(Data tied to figure images)
============================================================

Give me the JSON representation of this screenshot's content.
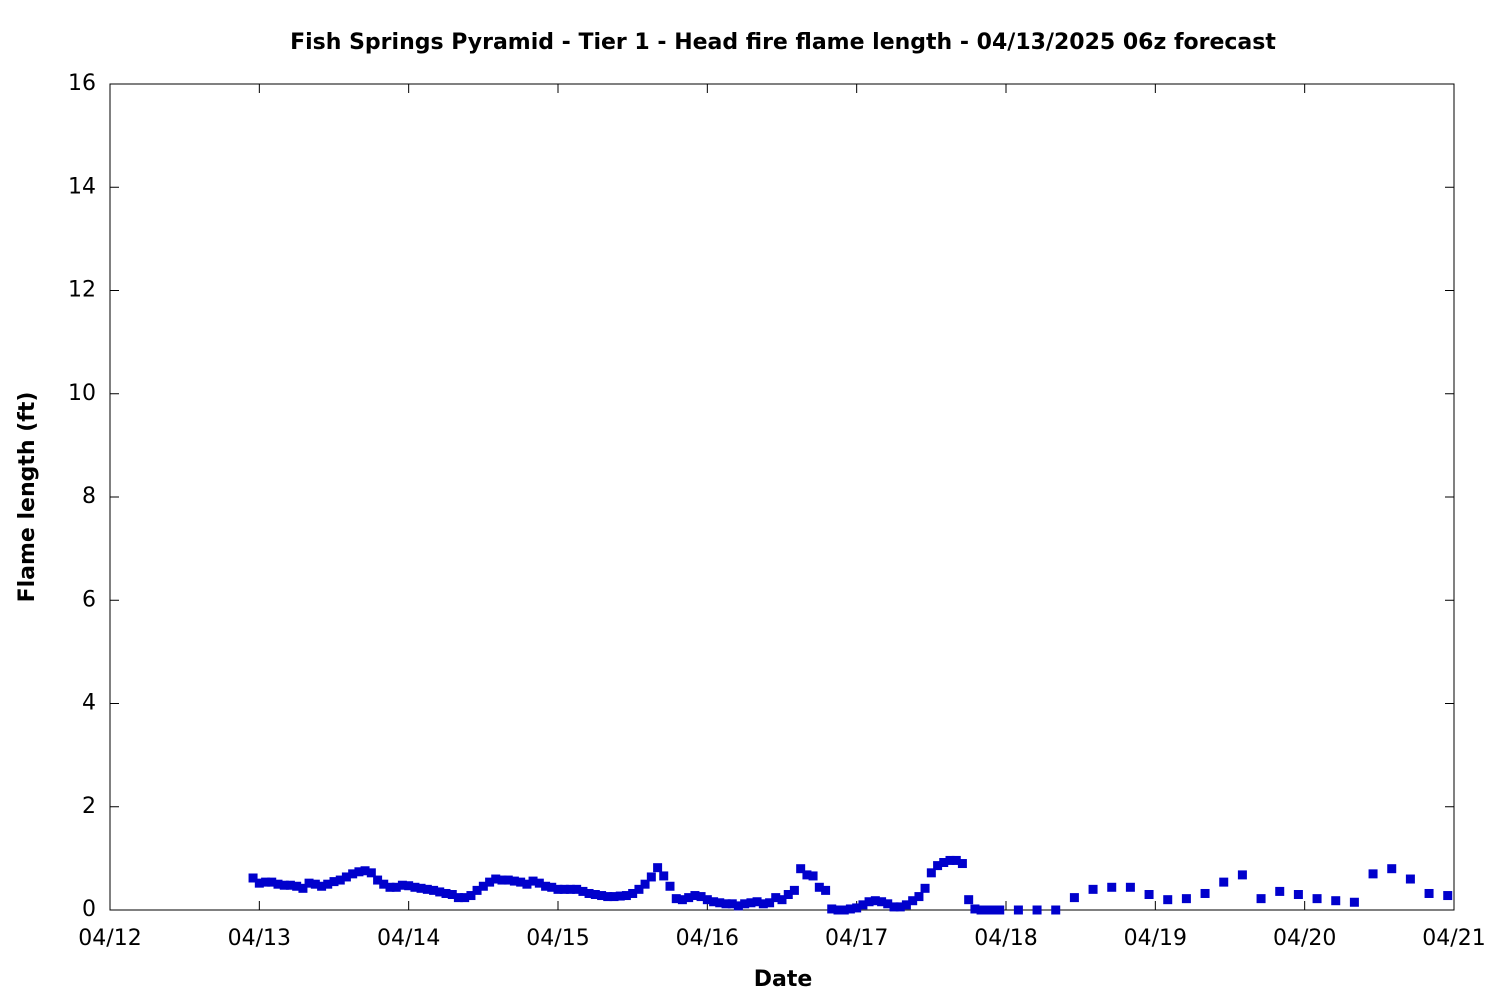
{
  "chart_data": {
    "type": "scatter",
    "title": "Fish Springs Pyramid - Tier 1 - Head fire flame length - 04/13/2025 06z forecast",
    "xlabel": "Date",
    "ylabel": "Flame length (ft)",
    "xlim": [
      12,
      21
    ],
    "ylim": [
      0,
      16
    ],
    "xticks": [
      {
        "value": 12,
        "label": "04/12"
      },
      {
        "value": 13,
        "label": "04/13"
      },
      {
        "value": 14,
        "label": "04/14"
      },
      {
        "value": 15,
        "label": "04/15"
      },
      {
        "value": 16,
        "label": "04/16"
      },
      {
        "value": 17,
        "label": "04/17"
      },
      {
        "value": 18,
        "label": "04/18"
      },
      {
        "value": 19,
        "label": "04/19"
      },
      {
        "value": 20,
        "label": "04/20"
      },
      {
        "value": 21,
        "label": "04/21"
      }
    ],
    "yticks": [
      0,
      2,
      4,
      6,
      8,
      10,
      12,
      14,
      16
    ],
    "grid": false,
    "color": "#0000cc",
    "x": [
      12.958,
      13.0,
      13.042,
      13.083,
      13.125,
      13.167,
      13.208,
      13.25,
      13.292,
      13.333,
      13.375,
      13.417,
      13.458,
      13.5,
      13.542,
      13.583,
      13.625,
      13.667,
      13.708,
      13.75,
      13.792,
      13.833,
      13.875,
      13.917,
      13.958,
      14.0,
      14.042,
      14.083,
      14.125,
      14.167,
      14.208,
      14.25,
      14.292,
      14.333,
      14.375,
      14.417,
      14.458,
      14.5,
      14.542,
      14.583,
      14.625,
      14.667,
      14.708,
      14.75,
      14.792,
      14.833,
      14.875,
      14.917,
      14.958,
      15.0,
      15.042,
      15.083,
      15.125,
      15.167,
      15.208,
      15.25,
      15.292,
      15.333,
      15.375,
      15.417,
      15.458,
      15.5,
      15.542,
      15.583,
      15.625,
      15.667,
      15.708,
      15.75,
      15.792,
      15.833,
      15.875,
      15.917,
      15.958,
      16.0,
      16.042,
      16.083,
      16.125,
      16.167,
      16.208,
      16.25,
      16.292,
      16.333,
      16.375,
      16.417,
      16.458,
      16.5,
      16.542,
      16.583,
      16.625,
      16.667,
      16.708,
      16.75,
      16.792,
      16.833,
      16.875,
      16.917,
      16.958,
      17.0,
      17.042,
      17.083,
      17.125,
      17.167,
      17.208,
      17.25,
      17.292,
      17.333,
      17.375,
      17.417,
      17.458,
      17.5,
      17.542,
      17.583,
      17.625,
      17.667,
      17.708,
      17.75,
      17.792,
      17.833,
      17.875,
      17.917,
      17.958,
      18.083,
      18.208,
      18.333,
      18.458,
      18.583,
      18.708,
      18.833,
      18.958,
      19.083,
      19.208,
      19.333,
      19.458,
      19.583,
      19.708,
      19.833,
      19.958,
      20.083,
      20.208,
      20.333,
      20.458,
      20.583,
      20.708,
      20.833,
      20.958
    ],
    "values": [
      0.62,
      0.52,
      0.54,
      0.54,
      0.5,
      0.48,
      0.48,
      0.46,
      0.42,
      0.52,
      0.5,
      0.46,
      0.5,
      0.55,
      0.58,
      0.64,
      0.7,
      0.74,
      0.76,
      0.72,
      0.58,
      0.5,
      0.44,
      0.44,
      0.48,
      0.47,
      0.44,
      0.42,
      0.4,
      0.38,
      0.35,
      0.32,
      0.3,
      0.24,
      0.24,
      0.28,
      0.38,
      0.46,
      0.54,
      0.6,
      0.58,
      0.58,
      0.56,
      0.54,
      0.5,
      0.56,
      0.52,
      0.46,
      0.44,
      0.4,
      0.4,
      0.4,
      0.4,
      0.36,
      0.32,
      0.3,
      0.28,
      0.26,
      0.26,
      0.27,
      0.28,
      0.32,
      0.4,
      0.5,
      0.64,
      0.82,
      0.66,
      0.46,
      0.22,
      0.2,
      0.24,
      0.28,
      0.26,
      0.2,
      0.16,
      0.14,
      0.12,
      0.12,
      0.08,
      0.12,
      0.14,
      0.16,
      0.12,
      0.14,
      0.24,
      0.2,
      0.3,
      0.38,
      0.8,
      0.68,
      0.66,
      0.44,
      0.38,
      0.02,
      0,
      0,
      0.02,
      0.04,
      0.1,
      0.16,
      0.18,
      0.16,
      0.12,
      0.06,
      0.06,
      0.1,
      0.18,
      0.26,
      0.42,
      0.72,
      0.86,
      0.92,
      0.96,
      0.96,
      0.9,
      0.2,
      0.02,
      0,
      0,
      0,
      0,
      0,
      0,
      0,
      0.24,
      0.4,
      0.44,
      0.44,
      0.3,
      0.2,
      0.22,
      0.32,
      0.54,
      0.68,
      0.22,
      0.36,
      0.3,
      0.22,
      0.18,
      0.15,
      0.7,
      0.8,
      0.6,
      0.32,
      0.28
    ]
  }
}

============================================================

WHAT TO DO
Without the pictures, restate all the entries above exactly.

TASK OUTPUT
Give me the JSON representation of this screenshot's content.
{
  "chart_data": {
    "type": "scatter",
    "title": "Fish Springs Pyramid - Tier 1 - Head fire flame length - 04/13/2025 06z forecast",
    "xlabel": "Date",
    "ylabel": "Flame length (ft)",
    "xlim": [
      12,
      21
    ],
    "ylim": [
      0,
      16
    ],
    "xticks": [
      {
        "value": 12,
        "label": "04/12"
      },
      {
        "value": 13,
        "label": "04/13"
      },
      {
        "value": 14,
        "label": "04/14"
      },
      {
        "value": 15,
        "label": "04/15"
      },
      {
        "value": 16,
        "label": "04/16"
      },
      {
        "value": 17,
        "label": "04/17"
      },
      {
        "value": 18,
        "label": "04/18"
      },
      {
        "value": 19,
        "label": "04/19"
      },
      {
        "value": 20,
        "label": "04/20"
      },
      {
        "value": 21,
        "label": "04/21"
      }
    ],
    "yticks": [
      0,
      2,
      4,
      6,
      8,
      10,
      12,
      14,
      16
    ],
    "grid": false,
    "color": "#0000cc",
    "x": [
      12.958,
      13.0,
      13.042,
      13.083,
      13.125,
      13.167,
      13.208,
      13.25,
      13.292,
      13.333,
      13.375,
      13.417,
      13.458,
      13.5,
      13.542,
      13.583,
      13.625,
      13.667,
      13.708,
      13.75,
      13.792,
      13.833,
      13.875,
      13.917,
      13.958,
      14.0,
      14.042,
      14.083,
      14.125,
      14.167,
      14.208,
      14.25,
      14.292,
      14.333,
      14.375,
      14.417,
      14.458,
      14.5,
      14.542,
      14.583,
      14.625,
      14.667,
      14.708,
      14.75,
      14.792,
      14.833,
      14.875,
      14.917,
      14.958,
      15.0,
      15.042,
      15.083,
      15.125,
      15.167,
      15.208,
      15.25,
      15.292,
      15.333,
      15.375,
      15.417,
      15.458,
      15.5,
      15.542,
      15.583,
      15.625,
      15.667,
      15.708,
      15.75,
      15.792,
      15.833,
      15.875,
      15.917,
      15.958,
      16.0,
      16.042,
      16.083,
      16.125,
      16.167,
      16.208,
      16.25,
      16.292,
      16.333,
      16.375,
      16.417,
      16.458,
      16.5,
      16.542,
      16.583,
      16.625,
      16.667,
      16.708,
      16.75,
      16.792,
      16.833,
      16.875,
      16.917,
      16.958,
      17.0,
      17.042,
      17.083,
      17.125,
      17.167,
      17.208,
      17.25,
      17.292,
      17.333,
      17.375,
      17.417,
      17.458,
      17.5,
      17.542,
      17.583,
      17.625,
      17.667,
      17.708,
      17.75,
      17.792,
      17.833,
      17.875,
      17.917,
      17.958,
      18.083,
      18.208,
      18.333,
      18.458,
      18.583,
      18.708,
      18.833,
      18.958,
      19.083,
      19.208,
      19.333,
      19.458,
      19.583,
      19.708,
      19.833,
      19.958,
      20.083,
      20.208,
      20.333,
      20.458,
      20.583,
      20.708,
      20.833,
      20.958
    ],
    "values": [
      0.62,
      0.52,
      0.54,
      0.54,
      0.5,
      0.48,
      0.48,
      0.46,
      0.42,
      0.52,
      0.5,
      0.46,
      0.5,
      0.55,
      0.58,
      0.64,
      0.7,
      0.74,
      0.76,
      0.72,
      0.58,
      0.5,
      0.44,
      0.44,
      0.48,
      0.47,
      0.44,
      0.42,
      0.4,
      0.38,
      0.35,
      0.32,
      0.3,
      0.24,
      0.24,
      0.28,
      0.38,
      0.46,
      0.54,
      0.6,
      0.58,
      0.58,
      0.56,
      0.54,
      0.5,
      0.56,
      0.52,
      0.46,
      0.44,
      0.4,
      0.4,
      0.4,
      0.4,
      0.36,
      0.32,
      0.3,
      0.28,
      0.26,
      0.26,
      0.27,
      0.28,
      0.32,
      0.4,
      0.5,
      0.64,
      0.82,
      0.66,
      0.46,
      0.22,
      0.2,
      0.24,
      0.28,
      0.26,
      0.2,
      0.16,
      0.14,
      0.12,
      0.12,
      0.08,
      0.12,
      0.14,
      0.16,
      0.12,
      0.14,
      0.24,
      0.2,
      0.3,
      0.38,
      0.8,
      0.68,
      0.66,
      0.44,
      0.38,
      0.02,
      0,
      0,
      0.02,
      0.04,
      0.1,
      0.16,
      0.18,
      0.16,
      0.12,
      0.06,
      0.06,
      0.1,
      0.18,
      0.26,
      0.42,
      0.72,
      0.86,
      0.92,
      0.96,
      0.96,
      0.9,
      0.2,
      0.02,
      0,
      0,
      0,
      0,
      0,
      0,
      0,
      0.24,
      0.4,
      0.44,
      0.44,
      0.3,
      0.2,
      0.22,
      0.32,
      0.54,
      0.68,
      0.22,
      0.36,
      0.3,
      0.22,
      0.18,
      0.15,
      0.7,
      0.8,
      0.6,
      0.32,
      0.28
    ]
  }
}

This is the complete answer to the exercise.